## [Available data]

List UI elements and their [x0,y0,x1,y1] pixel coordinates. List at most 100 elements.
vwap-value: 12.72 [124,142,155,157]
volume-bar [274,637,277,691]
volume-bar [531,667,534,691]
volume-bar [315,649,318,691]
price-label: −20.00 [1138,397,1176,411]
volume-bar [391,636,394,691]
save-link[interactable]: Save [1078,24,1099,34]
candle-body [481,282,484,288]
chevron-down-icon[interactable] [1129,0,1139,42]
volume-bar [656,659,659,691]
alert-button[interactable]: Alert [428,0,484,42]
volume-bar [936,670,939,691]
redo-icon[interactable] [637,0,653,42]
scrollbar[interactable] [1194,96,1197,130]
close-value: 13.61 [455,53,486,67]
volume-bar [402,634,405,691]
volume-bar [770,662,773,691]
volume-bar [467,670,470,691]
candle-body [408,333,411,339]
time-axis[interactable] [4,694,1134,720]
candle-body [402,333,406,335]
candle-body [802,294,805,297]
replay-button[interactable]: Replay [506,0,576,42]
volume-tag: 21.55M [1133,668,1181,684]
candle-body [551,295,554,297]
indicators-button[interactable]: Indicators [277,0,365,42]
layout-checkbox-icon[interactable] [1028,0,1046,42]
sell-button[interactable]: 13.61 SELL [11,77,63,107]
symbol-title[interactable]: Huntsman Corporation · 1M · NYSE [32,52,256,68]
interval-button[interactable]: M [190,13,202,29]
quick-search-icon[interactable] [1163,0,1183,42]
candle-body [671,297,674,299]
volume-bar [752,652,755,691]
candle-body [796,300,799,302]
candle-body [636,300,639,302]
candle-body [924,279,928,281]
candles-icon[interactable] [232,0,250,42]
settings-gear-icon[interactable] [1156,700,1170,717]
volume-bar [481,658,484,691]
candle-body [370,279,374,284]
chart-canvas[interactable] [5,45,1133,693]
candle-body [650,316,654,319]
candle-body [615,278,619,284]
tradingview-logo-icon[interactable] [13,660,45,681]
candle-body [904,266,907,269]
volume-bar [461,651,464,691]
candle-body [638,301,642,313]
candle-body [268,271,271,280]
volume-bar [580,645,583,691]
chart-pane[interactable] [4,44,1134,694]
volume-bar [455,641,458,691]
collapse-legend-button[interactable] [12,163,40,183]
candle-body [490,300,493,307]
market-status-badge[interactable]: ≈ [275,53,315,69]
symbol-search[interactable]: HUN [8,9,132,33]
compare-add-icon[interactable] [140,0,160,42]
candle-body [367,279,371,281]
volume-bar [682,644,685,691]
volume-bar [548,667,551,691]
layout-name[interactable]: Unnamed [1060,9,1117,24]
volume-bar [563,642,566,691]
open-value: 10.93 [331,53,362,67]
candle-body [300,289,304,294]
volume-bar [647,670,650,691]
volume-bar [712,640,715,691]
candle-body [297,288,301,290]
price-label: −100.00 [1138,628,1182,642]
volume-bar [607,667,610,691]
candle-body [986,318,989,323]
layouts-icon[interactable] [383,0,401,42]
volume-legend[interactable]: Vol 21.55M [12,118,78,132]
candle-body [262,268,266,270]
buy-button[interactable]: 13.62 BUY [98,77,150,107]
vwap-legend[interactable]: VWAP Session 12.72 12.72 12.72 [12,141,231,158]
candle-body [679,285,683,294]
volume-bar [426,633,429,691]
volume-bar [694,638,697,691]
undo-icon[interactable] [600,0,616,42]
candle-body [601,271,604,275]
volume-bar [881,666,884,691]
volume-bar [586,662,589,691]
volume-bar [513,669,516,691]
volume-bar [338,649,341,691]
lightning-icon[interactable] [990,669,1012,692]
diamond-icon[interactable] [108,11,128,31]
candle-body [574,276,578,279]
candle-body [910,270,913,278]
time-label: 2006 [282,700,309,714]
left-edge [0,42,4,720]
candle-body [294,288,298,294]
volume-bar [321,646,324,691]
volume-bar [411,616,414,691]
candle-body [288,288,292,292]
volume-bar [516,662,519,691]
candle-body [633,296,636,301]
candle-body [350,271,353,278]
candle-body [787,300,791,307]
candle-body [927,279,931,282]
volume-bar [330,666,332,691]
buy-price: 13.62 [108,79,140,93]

## [Your instructions]
Please write out the records word for word, everything from the first line down to the line containing "volume-bar [936,670,939,691]", with both of those lines included.

## [Solution to the exercise]
List UI elements and their [x0,y0,x1,y1] pixel coordinates. List at most 100 elements.
vwap-value: 12.72 [124,142,155,157]
volume-bar [274,637,277,691]
volume-bar [531,667,534,691]
volume-bar [315,649,318,691]
price-label: −20.00 [1138,397,1176,411]
volume-bar [391,636,394,691]
save-link[interactable]: Save [1078,24,1099,34]
candle-body [481,282,484,288]
chevron-down-icon[interactable] [1129,0,1139,42]
volume-bar [656,659,659,691]
alert-button[interactable]: Alert [428,0,484,42]
volume-bar [936,670,939,691]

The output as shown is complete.